[Begin Material for this task]

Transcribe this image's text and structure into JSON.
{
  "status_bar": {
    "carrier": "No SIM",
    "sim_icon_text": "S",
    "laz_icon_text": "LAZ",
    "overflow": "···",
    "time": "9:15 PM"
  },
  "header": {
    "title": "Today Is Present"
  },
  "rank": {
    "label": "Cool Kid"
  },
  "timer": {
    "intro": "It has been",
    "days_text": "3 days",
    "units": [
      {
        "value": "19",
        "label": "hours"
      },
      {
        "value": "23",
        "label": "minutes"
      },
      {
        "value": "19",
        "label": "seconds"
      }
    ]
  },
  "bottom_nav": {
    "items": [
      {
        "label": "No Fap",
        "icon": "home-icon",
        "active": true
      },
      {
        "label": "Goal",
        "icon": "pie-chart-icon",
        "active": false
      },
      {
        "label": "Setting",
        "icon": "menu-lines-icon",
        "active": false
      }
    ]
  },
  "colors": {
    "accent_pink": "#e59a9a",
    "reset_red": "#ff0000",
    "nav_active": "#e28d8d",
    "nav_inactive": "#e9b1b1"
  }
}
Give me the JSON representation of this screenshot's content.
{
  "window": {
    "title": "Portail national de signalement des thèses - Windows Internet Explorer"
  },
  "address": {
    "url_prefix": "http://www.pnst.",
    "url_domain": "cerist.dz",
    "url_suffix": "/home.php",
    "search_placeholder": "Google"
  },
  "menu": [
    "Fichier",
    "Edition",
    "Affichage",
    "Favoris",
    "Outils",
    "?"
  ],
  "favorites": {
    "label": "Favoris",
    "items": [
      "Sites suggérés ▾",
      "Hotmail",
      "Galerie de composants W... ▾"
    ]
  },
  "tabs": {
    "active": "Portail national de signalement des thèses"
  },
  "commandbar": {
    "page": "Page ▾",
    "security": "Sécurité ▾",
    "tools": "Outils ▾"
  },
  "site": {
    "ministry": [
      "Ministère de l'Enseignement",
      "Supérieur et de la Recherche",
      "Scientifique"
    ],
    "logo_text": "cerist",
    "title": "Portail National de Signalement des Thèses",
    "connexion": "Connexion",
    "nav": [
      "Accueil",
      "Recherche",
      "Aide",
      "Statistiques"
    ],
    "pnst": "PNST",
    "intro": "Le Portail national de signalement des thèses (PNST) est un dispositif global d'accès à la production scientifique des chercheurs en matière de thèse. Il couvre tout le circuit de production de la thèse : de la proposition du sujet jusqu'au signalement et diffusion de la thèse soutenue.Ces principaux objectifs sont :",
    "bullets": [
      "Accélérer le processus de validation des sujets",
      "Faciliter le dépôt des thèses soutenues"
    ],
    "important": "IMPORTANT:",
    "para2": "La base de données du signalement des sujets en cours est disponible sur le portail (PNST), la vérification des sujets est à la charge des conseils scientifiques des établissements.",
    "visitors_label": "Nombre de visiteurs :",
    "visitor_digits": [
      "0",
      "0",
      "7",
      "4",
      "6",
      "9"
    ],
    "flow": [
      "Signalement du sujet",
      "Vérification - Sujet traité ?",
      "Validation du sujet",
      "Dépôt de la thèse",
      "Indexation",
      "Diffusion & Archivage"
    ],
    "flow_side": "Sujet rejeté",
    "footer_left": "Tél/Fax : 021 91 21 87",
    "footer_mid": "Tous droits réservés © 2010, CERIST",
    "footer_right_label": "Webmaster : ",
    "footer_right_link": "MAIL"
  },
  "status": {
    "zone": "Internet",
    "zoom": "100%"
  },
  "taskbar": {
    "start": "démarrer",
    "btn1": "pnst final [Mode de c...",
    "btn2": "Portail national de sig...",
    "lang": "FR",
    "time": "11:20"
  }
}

[End Material for this task]

**Stated task**:
Every record should be repeated exactly; please leave none out.

**Written response**:
Transcribe this image's text and structure into JSON.
{
  "status_bar": {
    "carrier": "No SIM",
    "sim_icon_text": "S",
    "laz_icon_text": "LAZ",
    "overflow": "···",
    "time": "9:15 PM"
  },
  "header": {
    "title": "Today Is Present"
  },
  "rank": {
    "label": "Cool Kid"
  },
  "timer": {
    "intro": "It has been",
    "days_text": "3 days",
    "units": [
      {
        "value": "19",
        "label": "hours"
      },
      {
        "value": "23",
        "label": "minutes"
      },
      {
        "value": "19",
        "label": "seconds"
      }
    ]
  },
  "bottom_nav": {
    "items": [
      {
        "label": "No Fap",
        "icon": "home-icon",
        "active": true
      },
      {
        "label": "Goal",
        "icon": "pie-chart-icon",
        "active": false
      },
      {
        "label": "Setting",
        "icon": "menu-lines-icon",
        "active": false
      }
    ]
  },
  "colors": {
    "accent_pink": "#e59a9a",
    "reset_red": "#ff0000",
    "nav_active": "#e28d8d",
    "nav_inactive": "#e9b1b1"
  }
}
Give me the JSON representation of this screenshot's content.
{
  "window": {
    "title": "Portail national de signalement des thèses - Windows Internet Explorer"
  },
  "address": {
    "url_prefix": "http://www.pnst.",
    "url_domain": "cerist.dz",
    "url_suffix": "/home.php",
    "search_placeholder": "Google"
  },
  "menu": [
    "Fichier",
    "Edition",
    "Affichage",
    "Favoris",
    "Outils",
    "?"
  ],
  "favorites": {
    "label": "Favoris",
    "items": [
      "Sites suggérés ▾",
      "Hotmail",
      "Galerie de composants W... ▾"
    ]
  },
  "tabs": {
    "active": "Portail national de signalement des thèses"
  },
  "commandbar": {
    "page": "Page ▾",
    "security": "Sécurité ▾",
    "tools": "Outils ▾"
  },
  "site": {
    "ministry": [
      "Ministère de l'Enseignement",
      "Supérieur et de la Recherche",
      "Scientifique"
    ],
    "logo_text": "cerist",
    "title": "Portail National de Signalement des Thèses",
    "connexion": "Connexion",
    "nav": [
      "Accueil",
      "Recherche",
      "Aide",
      "Statistiques"
    ],
    "pnst": "PNST",
    "intro": "Le Portail national de signalement des thèses (PNST) est un dispositif global d'accès à la production scientifique des chercheurs en matière de thèse. Il couvre tout le circuit de production de la thèse : de la proposition du sujet jusqu'au signalement et diffusion de la thèse soutenue.Ces principaux objectifs sont :",
    "bullets": [
      "Accélérer le processus de validation des sujets",
      "Faciliter le dépôt des thèses soutenues"
    ],
    "important": "IMPORTANT:",
    "para2": "La base de données du signalement des sujets en cours est disponible sur le portail (PNST), la vérification des sujets est à la charge des conseils scientifiques des établissements.",
    "visitors_label": "Nombre de visiteurs :",
    "visitor_digits": [
      "0",
      "0",
      "7",
      "4",
      "6",
      "9"
    ],
    "flow": [
      "Signalement du sujet",
      "Vérification - Sujet traité ?",
      "Validation du sujet",
      "Dépôt de la thèse",
      "Indexation",
      "Diffusion & Archivage"
    ],
    "flow_side": "Sujet rejeté",
    "footer_left": "Tél/Fax : 021 91 21 87",
    "footer_mid": "Tous droits réservés © 2010, CERIST",
    "footer_right_label": "Webmaster : ",
    "footer_right_link": "MAIL"
  },
  "status": {
    "zone": "Internet",
    "zoom": "100%"
  },
  "taskbar": {
    "start": "démarrer",
    "btn1": "pnst final [Mode de c...",
    "btn2": "Portail national de sig...",
    "lang": "FR",
    "time": "11:20"
  }
}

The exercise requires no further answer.